- PROBLEM -
Recast all the records below as a Markdown table with the columns Row and Line, one line per row. Omit blank lines and leave the pictures out.

--- START OF PROVIDED MATERIAL ---

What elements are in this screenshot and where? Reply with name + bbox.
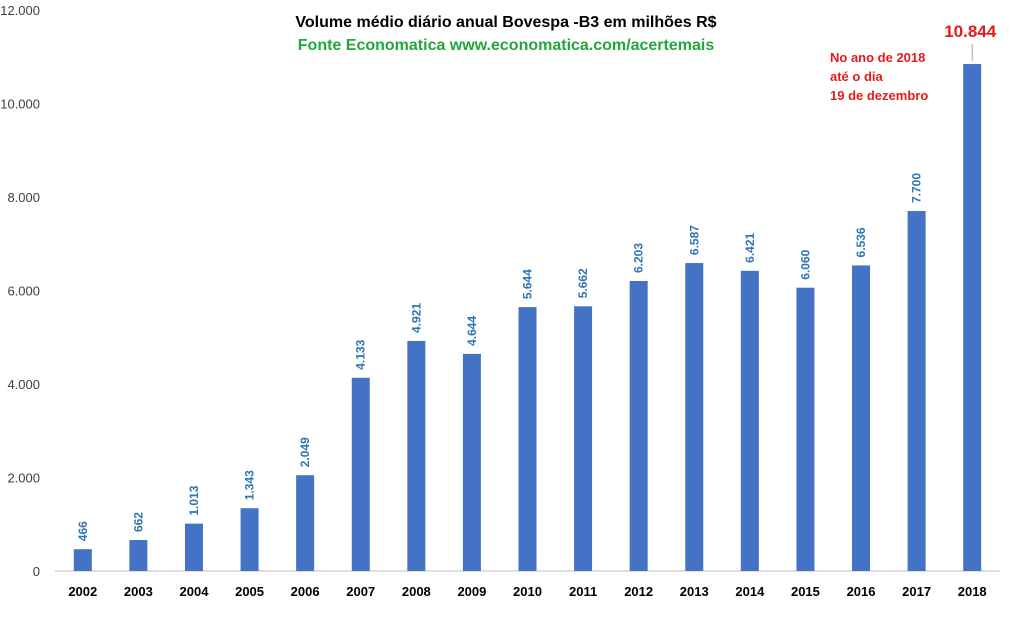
x-tick-label: 2016: [847, 584, 876, 599]
data-label: 10.844: [944, 22, 997, 41]
x-tick-label: 2005: [235, 584, 264, 599]
data-label: 6.536: [854, 227, 868, 257]
y-tick-label: 6.000: [7, 284, 40, 299]
x-tick-label: 2018: [958, 584, 987, 599]
x-tick-label: 2015: [791, 584, 820, 599]
annotation-line-2: até o dia: [830, 69, 884, 84]
data-label: 7.700: [910, 173, 924, 203]
bar: [129, 540, 148, 571]
data-label: 1.343: [243, 470, 257, 500]
data-label: 662: [131, 512, 145, 532]
y-tick-label: 4.000: [7, 377, 40, 392]
data-label: 6.060: [798, 249, 812, 279]
data-label: 4.133: [354, 339, 368, 369]
bar: [296, 475, 315, 571]
chart-subtitle: Fonte Economatica www.economatica.com/ac…: [298, 37, 715, 54]
bar: [351, 377, 370, 571]
y-axis: 0 2.000 4.000 6.000 8.000 10.000 12.000: [0, 3, 40, 579]
y-tick-label: 2.000: [7, 471, 40, 486]
y-tick-label: 12.000: [0, 3, 40, 18]
x-tick-label: 2012: [624, 584, 653, 599]
x-tick-label: 2009: [457, 584, 486, 599]
data-label: 2.049: [298, 437, 312, 467]
data-label: 5.662: [576, 268, 590, 298]
data-label: 466: [76, 521, 90, 541]
annotation-note: No ano de 2018 até o dia 19 de dezembro: [830, 50, 929, 103]
x-tick-label: 2003: [124, 584, 153, 599]
bar: [796, 287, 815, 571]
x-tick-label: 2014: [735, 584, 765, 599]
annotation-line-1: No ano de 2018: [830, 50, 925, 65]
bar: [685, 263, 704, 571]
x-tick-label: 2013: [680, 584, 709, 599]
data-label: 1.013: [187, 485, 201, 515]
data-label: 5.644: [521, 269, 535, 299]
bar: [907, 211, 926, 571]
bar: [73, 549, 92, 571]
x-tick-label: 2007: [346, 584, 375, 599]
bar: [240, 508, 259, 571]
y-tick-label: 10.000: [0, 97, 40, 112]
bar: [963, 64, 982, 571]
bars-group: 466 662 1.013 1.343 2.049 4.133 4.921 4.644 5.64…: [73, 22, 997, 571]
data-label: 6.587: [687, 225, 701, 255]
x-tick-label: 2008: [402, 584, 431, 599]
annotation-line-3: 19 de dezembro: [830, 88, 928, 103]
x-tick-label: 2011: [569, 584, 597, 599]
bar: [518, 307, 537, 571]
x-tick-label: 2010: [513, 584, 542, 599]
data-label: 4.921: [409, 303, 423, 333]
bar: [740, 270, 759, 571]
bar: [407, 340, 426, 571]
bar: [852, 265, 871, 571]
bar: [462, 353, 481, 571]
bar: [574, 306, 593, 571]
x-tick-label: 2002: [68, 584, 97, 599]
bar: [184, 523, 203, 571]
x-axis: 2002 2003 2004 2005 2006 2007 2008 2009 2010 2011…: [68, 584, 986, 599]
x-tick-label: 2004: [180, 584, 210, 599]
data-label: 4.644: [465, 316, 479, 346]
chart-title: Volume médio diário anual Bovespa -B3 em…: [295, 14, 716, 31]
x-tick-label: 2017: [902, 584, 931, 599]
y-tick-label: 0: [33, 564, 40, 579]
x-tick-label: 2006: [291, 584, 320, 599]
y-tick-label: 8.000: [7, 190, 40, 205]
data-label: 6.203: [632, 243, 646, 273]
bar: [629, 281, 648, 571]
data-label: 6.421: [743, 232, 757, 262]
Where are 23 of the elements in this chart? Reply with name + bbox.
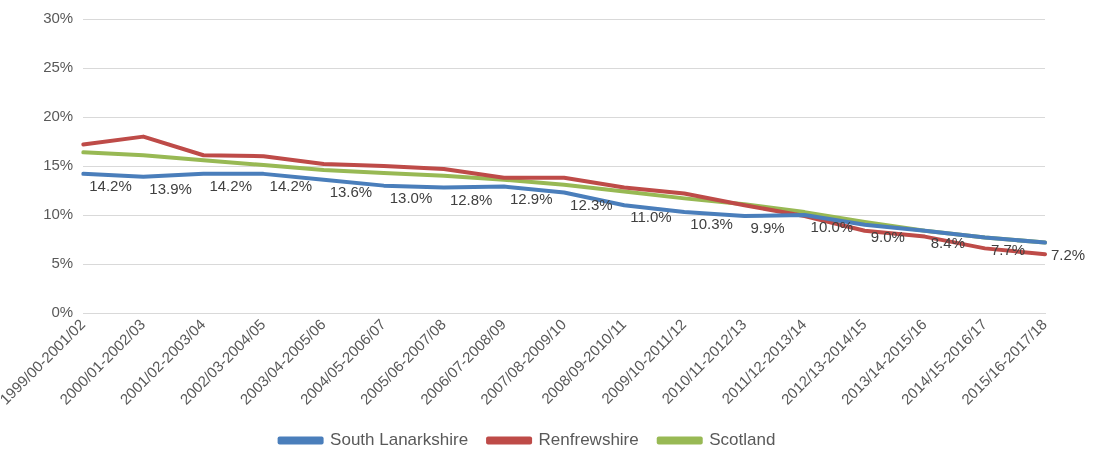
data-label: 13.6% bbox=[329, 182, 373, 200]
y-tick-label: 0% bbox=[51, 303, 74, 321]
legend-label: Scotland bbox=[709, 430, 776, 450]
data-label: 13.9% bbox=[149, 179, 192, 197]
y-tick-label: 25% bbox=[43, 58, 74, 76]
data-label: 12.9% bbox=[509, 189, 553, 207]
data-label: 12.3% bbox=[570, 195, 613, 213]
y-tick-label: 10% bbox=[43, 205, 74, 223]
y-tick-label: 20% bbox=[43, 107, 74, 125]
data-label: 14.2% bbox=[209, 177, 252, 195]
y-tick-label: 30% bbox=[43, 9, 74, 27]
y-tick-label: 15% bbox=[43, 156, 74, 174]
data-label: 9.9% bbox=[750, 219, 785, 237]
data-label: 10.3% bbox=[690, 215, 733, 233]
data-label: 11.0% bbox=[630, 208, 672, 226]
data-label: 14.2% bbox=[89, 177, 132, 195]
data-label: 14.2% bbox=[269, 177, 313, 195]
y-tick-label: 5% bbox=[51, 254, 74, 272]
data-label: 12.8% bbox=[449, 190, 493, 208]
data-label: 13.0% bbox=[389, 188, 433, 206]
legend-label: South Lanarkshire bbox=[330, 430, 469, 450]
data-label: 7.2% bbox=[1051, 245, 1086, 263]
legend-label: Renfrewshire bbox=[538, 430, 639, 450]
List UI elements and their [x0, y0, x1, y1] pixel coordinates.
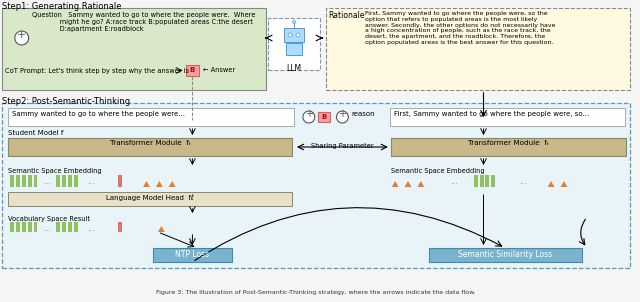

--- END OF PROVIDED MATERIAL ---

- OUTPUT OF THE TASK -
| Row | Line |
|---|---|
| 1 | What elements are in this screenshot and where? Reply with name + bbox. |
| 2 | x-tick-label: 2016: [847, 584, 876, 599] |
| 3 | data-label: 10.844: [944, 22, 997, 41] |
| 4 | x-tick-label: 2005: [235, 584, 264, 599] |
| 5 | data-label: 6.536: [854, 227, 868, 257] |
| 6 | y-tick-label: 6.000: [7, 284, 40, 299] |
| 7 | x-tick-label: 2018: [958, 584, 987, 599] |
| 8 | x-tick-label: 2015: [791, 584, 820, 599] |
| 9 | annotation-line-2: até o dia: [830, 69, 884, 84] |
| 10 | data-label: 7.700: [910, 173, 924, 203] |
| 11 | bar: [129, 540, 148, 571] |
| 12 | data-label: 1.343: [243, 470, 257, 500] |
| 13 | data-label: 662: [131, 512, 145, 532] |
| 14 | y-tick-label: 4.000: [7, 377, 40, 392] |
| 15 | data-label: 6.060: [798, 249, 812, 279] |
| 16 | data-label: 4.133: [354, 339, 368, 369] |
| 17 | bar: [296, 475, 315, 571] |
| 18 | chart-subtitle: Fonte Economatica www.economatica.com/ac…: [298, 37, 715, 54] |
| 19 | bar: [351, 377, 370, 571] |
| 20 | y-axis: 0 2.000 4.000 6.000 8.000 10.000 12.000: [0, 3, 40, 579] |
| 21 | y-tick-label: 2.000: [7, 471, 40, 486] |
| 22 | y-tick-label: 12.000: [0, 3, 40, 18] |
| 23 | x-tick-label: 2012: [624, 584, 653, 599] |
| 24 | x-tick-label: 2009: [457, 584, 486, 599] |
| 25 | data-label: 2.049: [298, 437, 312, 467] |
| 26 | data-label: 5.662: [576, 268, 590, 298] |
| 27 | data-label: 466: [76, 521, 90, 541] |
| 28 | annotation-note: No ano de 2018 até o dia 19 de dezembro: [830, 50, 929, 103] |
| 29 | x-tick-label: 2003: [124, 584, 153, 599] |
| 30 | bar: [796, 287, 815, 571] |
| 31 | x-tick-label: 2014: [735, 584, 765, 599] |
| 32 | annotation-line-1: No ano de 2018: [830, 50, 925, 65] |
| 33 | bar: [685, 263, 704, 571] |
| 34 | x-tick-label: 2013: [680, 584, 709, 599] |
| 35 | data-label: 1.013: [187, 485, 201, 515] |
| 36 | data-label: 5.644: [521, 269, 535, 299] |
| 37 | bar: [907, 211, 926, 571] |
| 38 | bar: [73, 549, 92, 571] |
| 39 | x-tick-label: 2007: [346, 584, 375, 599] |
| 40 | bar: [240, 508, 259, 571] |
| 41 | y-tick-label: 10.000: [0, 97, 40, 112] |
| 42 | bar: [963, 64, 982, 571] |
| 43 | bars-group: 466 662 1.013 1.343 2.049 4.133 4.921 4.644 5.64…: [73, 22, 997, 571] |
| 44 | data-label: 6.587: [687, 225, 701, 255] |
| 45 | x-tick-label: 2008: [402, 584, 431, 599] |
| 46 | annotation-line-3: 19 de dezembro: [830, 88, 928, 103] |
| 47 | x-tick-label: 2011: [569, 584, 597, 599] |
| 48 | bar: [518, 307, 537, 571] |
| 49 | x-tick-label: 2010: [513, 584, 542, 599] |
| 50 | data-label: 4.921: [409, 303, 423, 333] |
| 51 | bar: [740, 270, 759, 571] |
| 52 | bar: [407, 340, 426, 571] |
| 53 | bar: [852, 265, 871, 571] |
| 54 | bar: [462, 353, 481, 571] |
| 55 | bar: [574, 306, 593, 571] |
| 56 | x-tick-label: 2002: [68, 584, 97, 599] |
| 57 | bar: [184, 523, 203, 571] |
| 58 | x-axis: 2002 2003 2004 2005 2006 2007 2008 2009 2010 2011…: [68, 584, 986, 599] |
| 59 | x-tick-label: 2004: [180, 584, 210, 599] |
| 60 | data-label: 4.644: [465, 316, 479, 346] |
| 61 | chart-title: Volume médio diário anual Bovespa -B3 em…: [295, 14, 716, 31] |
| 62 | x-tick-label: 2017: [902, 584, 931, 599] |
| 63 | y-tick-label: 0: [33, 564, 40, 579] |
| 64 | x-tick-label: 2006: [291, 584, 320, 599] |
| 65 | y-tick-label: 8.000: [7, 190, 40, 205] |
| 66 | data-label: 6.203: [632, 243, 646, 273] |
| 67 | bar: [629, 281, 648, 571] |
| 68 | data-label: 6.421: [743, 232, 757, 262] |
| 69 | Where are 23 of the elements in this chart? Reply with name + bbox. |
| 70 | data-label: 13.6% bbox=[329, 182, 373, 200] |
| 71 | y-tick-label: 0% bbox=[51, 303, 74, 321] |
| 72 | legend-label: Scotland bbox=[709, 430, 776, 450] |
| 73 | data-label: 13.9% bbox=[149, 179, 192, 197] |
| 74 | y-tick-label: 25% bbox=[43, 58, 74, 76] |
| 75 | data-label: 12.9% bbox=[509, 189, 553, 207] |
| 76 | data-label: 12.3% bbox=[570, 195, 613, 213] |
| 77 | y-tick-label: 10% bbox=[43, 205, 74, 223] |
| 78 | y-tick-label: 20% bbox=[43, 107, 74, 125] |
| 79 | data-label: 14.2% bbox=[209, 177, 252, 195] |
| 80 | y-tick-label: 30% bbox=[43, 9, 74, 27] |
| 81 | y-tick-label: 15% bbox=[43, 156, 74, 174] |
| 82 | data-label: 9.9% bbox=[750, 219, 785, 237] |
| 83 | data-label: 10.3% bbox=[690, 215, 733, 233] |
| 84 | data-label: 11.0% bbox=[630, 208, 672, 226] |
| 85 | data-label: 14.2% bbox=[89, 177, 132, 195] |
| 86 | data-label: 14.2% bbox=[269, 177, 313, 195] |
| 87 | y-tick-label: 5% bbox=[51, 254, 74, 272] |
| 88 | data-label: 12.8% bbox=[449, 190, 493, 208] |
| 89 | data-label: 13.0% bbox=[389, 188, 433, 206] |
| 90 | legend-label: South Lanarkshire bbox=[330, 430, 469, 450] |
| 91 | data-label: 7.2% bbox=[1051, 245, 1086, 263] |
| 92 | legend-label: Renfrewshire bbox=[538, 430, 639, 450] |
| 93 | List UI elements and their [x0, y0, x1, y1] pixel coordinates. |